====== Data records
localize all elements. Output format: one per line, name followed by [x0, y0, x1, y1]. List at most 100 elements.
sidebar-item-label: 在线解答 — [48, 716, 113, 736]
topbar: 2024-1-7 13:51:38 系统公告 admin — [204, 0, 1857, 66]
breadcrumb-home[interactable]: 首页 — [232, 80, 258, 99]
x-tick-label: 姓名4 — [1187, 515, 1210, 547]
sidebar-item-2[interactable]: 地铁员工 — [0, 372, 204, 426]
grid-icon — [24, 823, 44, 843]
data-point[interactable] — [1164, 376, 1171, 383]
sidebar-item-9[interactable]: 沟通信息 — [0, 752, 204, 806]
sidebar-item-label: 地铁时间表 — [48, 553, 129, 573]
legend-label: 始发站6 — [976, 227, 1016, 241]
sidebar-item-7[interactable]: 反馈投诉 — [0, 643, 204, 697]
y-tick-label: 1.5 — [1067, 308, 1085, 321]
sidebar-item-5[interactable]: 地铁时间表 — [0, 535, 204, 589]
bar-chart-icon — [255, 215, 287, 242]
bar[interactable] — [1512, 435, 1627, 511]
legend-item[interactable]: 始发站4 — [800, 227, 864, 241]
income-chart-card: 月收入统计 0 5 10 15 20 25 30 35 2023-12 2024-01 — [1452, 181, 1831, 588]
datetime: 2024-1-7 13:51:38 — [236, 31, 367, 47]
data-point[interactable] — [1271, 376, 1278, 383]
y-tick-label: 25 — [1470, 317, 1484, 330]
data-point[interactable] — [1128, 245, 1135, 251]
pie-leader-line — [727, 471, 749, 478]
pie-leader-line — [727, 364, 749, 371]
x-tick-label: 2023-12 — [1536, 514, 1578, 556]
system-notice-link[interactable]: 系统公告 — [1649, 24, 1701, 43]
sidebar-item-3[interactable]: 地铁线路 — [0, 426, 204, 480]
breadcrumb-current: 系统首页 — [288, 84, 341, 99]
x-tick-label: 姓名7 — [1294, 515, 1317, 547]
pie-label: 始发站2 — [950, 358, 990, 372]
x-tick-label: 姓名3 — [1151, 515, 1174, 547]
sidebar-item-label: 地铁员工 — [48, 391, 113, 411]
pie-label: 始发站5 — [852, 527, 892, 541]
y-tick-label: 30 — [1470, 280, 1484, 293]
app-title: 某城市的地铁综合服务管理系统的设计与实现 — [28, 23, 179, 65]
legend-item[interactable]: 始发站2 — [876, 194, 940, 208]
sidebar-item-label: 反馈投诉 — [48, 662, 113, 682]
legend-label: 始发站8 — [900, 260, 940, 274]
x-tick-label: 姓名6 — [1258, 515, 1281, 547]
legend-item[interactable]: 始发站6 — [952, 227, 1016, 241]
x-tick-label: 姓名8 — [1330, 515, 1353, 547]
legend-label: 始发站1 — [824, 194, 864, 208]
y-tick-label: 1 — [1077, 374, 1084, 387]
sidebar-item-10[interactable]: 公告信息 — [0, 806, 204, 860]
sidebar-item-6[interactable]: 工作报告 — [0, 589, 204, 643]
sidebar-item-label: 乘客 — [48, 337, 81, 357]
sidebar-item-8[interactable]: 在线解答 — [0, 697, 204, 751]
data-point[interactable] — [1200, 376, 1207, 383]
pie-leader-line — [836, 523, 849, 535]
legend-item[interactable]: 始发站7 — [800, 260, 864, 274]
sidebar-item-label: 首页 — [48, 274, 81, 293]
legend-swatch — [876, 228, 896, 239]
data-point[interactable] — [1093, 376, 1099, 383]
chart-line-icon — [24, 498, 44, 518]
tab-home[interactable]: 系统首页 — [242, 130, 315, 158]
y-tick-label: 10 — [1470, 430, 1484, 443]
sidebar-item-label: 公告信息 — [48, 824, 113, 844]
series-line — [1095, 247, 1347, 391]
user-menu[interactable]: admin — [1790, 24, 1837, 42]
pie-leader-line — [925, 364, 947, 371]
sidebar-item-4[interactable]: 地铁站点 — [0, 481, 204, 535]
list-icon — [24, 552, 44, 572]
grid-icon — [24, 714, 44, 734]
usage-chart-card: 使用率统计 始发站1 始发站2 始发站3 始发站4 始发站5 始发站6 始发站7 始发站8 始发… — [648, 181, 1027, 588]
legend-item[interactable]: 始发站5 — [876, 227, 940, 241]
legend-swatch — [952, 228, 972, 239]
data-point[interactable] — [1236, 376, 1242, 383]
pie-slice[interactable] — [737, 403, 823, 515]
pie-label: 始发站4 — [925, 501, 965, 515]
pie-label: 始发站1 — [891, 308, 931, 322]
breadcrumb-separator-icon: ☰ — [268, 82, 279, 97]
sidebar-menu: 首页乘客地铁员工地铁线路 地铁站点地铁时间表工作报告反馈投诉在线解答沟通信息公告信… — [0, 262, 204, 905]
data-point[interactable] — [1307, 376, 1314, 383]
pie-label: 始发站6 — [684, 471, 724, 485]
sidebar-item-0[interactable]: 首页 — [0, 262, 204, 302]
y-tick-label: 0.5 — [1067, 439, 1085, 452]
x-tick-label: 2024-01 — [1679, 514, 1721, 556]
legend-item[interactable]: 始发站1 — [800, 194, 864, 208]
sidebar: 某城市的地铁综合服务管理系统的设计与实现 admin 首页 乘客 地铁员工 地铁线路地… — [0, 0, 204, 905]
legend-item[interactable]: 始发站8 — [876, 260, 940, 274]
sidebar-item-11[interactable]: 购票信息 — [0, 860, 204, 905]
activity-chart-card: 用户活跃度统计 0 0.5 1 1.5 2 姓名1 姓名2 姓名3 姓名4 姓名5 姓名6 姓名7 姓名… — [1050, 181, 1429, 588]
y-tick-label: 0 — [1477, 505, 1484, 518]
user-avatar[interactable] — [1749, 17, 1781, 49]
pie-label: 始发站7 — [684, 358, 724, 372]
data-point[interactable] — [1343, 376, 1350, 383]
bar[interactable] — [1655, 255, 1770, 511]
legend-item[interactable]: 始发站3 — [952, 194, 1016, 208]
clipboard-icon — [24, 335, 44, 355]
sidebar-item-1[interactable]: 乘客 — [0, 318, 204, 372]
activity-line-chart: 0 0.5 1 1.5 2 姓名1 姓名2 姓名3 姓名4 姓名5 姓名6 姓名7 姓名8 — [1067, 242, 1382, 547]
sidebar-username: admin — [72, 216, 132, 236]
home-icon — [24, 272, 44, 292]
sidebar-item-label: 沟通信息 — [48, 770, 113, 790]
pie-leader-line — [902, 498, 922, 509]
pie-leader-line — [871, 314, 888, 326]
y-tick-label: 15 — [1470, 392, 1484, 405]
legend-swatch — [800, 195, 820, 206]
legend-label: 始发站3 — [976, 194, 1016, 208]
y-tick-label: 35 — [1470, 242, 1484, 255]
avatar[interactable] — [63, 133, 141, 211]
============
◆ What is asked ◆
Return each row above that contains the string "menu", keeping the row unchanged. Matches must agree in case.

◆ Full response ◆
user-menu[interactable]: admin — [1790, 24, 1837, 42]
sidebar-menu: 首页乘客地铁员工地铁线路 地铁站点地铁时间表工作报告反馈投诉在线解答沟通信息公告信… — [0, 262, 204, 905]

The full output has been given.